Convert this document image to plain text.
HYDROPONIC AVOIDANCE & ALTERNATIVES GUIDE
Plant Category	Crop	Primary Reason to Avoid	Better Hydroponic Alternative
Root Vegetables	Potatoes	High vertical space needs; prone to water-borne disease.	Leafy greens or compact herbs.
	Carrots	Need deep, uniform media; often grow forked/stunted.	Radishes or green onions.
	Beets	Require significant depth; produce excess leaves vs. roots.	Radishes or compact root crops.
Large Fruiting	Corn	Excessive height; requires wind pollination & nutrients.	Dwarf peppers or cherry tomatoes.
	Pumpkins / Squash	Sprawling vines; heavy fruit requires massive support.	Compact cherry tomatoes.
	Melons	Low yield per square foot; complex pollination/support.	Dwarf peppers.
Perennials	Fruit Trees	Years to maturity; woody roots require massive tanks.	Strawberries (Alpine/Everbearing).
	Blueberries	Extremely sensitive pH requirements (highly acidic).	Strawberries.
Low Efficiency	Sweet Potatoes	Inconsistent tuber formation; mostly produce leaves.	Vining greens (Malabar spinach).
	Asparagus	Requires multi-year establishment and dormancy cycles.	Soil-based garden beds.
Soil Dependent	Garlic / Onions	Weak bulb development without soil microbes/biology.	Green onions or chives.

* * *

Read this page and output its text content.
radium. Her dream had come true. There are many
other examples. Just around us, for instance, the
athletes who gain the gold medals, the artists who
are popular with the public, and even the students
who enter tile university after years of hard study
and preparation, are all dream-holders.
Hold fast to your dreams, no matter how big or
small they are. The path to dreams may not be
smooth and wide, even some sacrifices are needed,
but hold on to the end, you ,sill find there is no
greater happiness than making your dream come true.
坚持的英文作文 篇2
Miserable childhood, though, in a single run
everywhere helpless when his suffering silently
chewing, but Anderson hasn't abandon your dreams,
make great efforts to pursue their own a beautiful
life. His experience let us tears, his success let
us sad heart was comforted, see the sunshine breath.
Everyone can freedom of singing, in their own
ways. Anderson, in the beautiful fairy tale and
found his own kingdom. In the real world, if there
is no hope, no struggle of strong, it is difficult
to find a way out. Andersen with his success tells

* * *

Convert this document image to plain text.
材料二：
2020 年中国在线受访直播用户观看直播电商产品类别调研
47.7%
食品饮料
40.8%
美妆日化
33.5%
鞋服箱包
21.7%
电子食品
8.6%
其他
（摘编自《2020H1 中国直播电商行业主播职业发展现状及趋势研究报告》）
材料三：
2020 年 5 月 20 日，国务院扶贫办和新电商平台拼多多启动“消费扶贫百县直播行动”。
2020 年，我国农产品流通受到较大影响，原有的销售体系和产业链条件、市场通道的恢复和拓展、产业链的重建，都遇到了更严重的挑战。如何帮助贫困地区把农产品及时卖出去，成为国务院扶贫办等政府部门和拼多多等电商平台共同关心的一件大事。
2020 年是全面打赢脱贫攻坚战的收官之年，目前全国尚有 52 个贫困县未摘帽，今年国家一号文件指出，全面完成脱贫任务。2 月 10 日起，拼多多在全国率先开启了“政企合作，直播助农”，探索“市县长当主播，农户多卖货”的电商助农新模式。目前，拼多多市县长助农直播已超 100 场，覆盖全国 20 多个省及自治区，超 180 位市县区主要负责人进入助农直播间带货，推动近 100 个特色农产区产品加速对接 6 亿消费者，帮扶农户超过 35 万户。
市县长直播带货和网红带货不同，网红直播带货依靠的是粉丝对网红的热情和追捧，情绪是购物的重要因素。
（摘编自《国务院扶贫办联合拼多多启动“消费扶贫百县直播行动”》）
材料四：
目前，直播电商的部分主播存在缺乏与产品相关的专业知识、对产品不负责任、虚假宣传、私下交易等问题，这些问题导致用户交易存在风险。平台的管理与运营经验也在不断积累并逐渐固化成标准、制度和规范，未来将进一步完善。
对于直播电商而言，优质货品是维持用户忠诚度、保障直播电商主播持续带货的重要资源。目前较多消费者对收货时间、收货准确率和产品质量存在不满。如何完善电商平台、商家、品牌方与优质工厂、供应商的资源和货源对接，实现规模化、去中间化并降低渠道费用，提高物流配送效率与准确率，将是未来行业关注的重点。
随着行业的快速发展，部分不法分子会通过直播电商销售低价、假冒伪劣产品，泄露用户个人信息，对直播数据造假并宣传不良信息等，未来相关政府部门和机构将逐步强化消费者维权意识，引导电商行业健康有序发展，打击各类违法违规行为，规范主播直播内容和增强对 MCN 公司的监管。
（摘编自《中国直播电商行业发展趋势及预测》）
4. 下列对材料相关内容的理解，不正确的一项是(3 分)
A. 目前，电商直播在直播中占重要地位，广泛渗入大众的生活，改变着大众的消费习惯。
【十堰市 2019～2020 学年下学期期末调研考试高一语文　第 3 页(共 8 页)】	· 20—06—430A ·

**SHORT PROBLEM:**
Search the entries for the word "even" and pick out every line that holds it.

**RESPONSE TO THE TASK:**
are popular with the public, and even the students
smooth and wide, even some sacrifices are needed,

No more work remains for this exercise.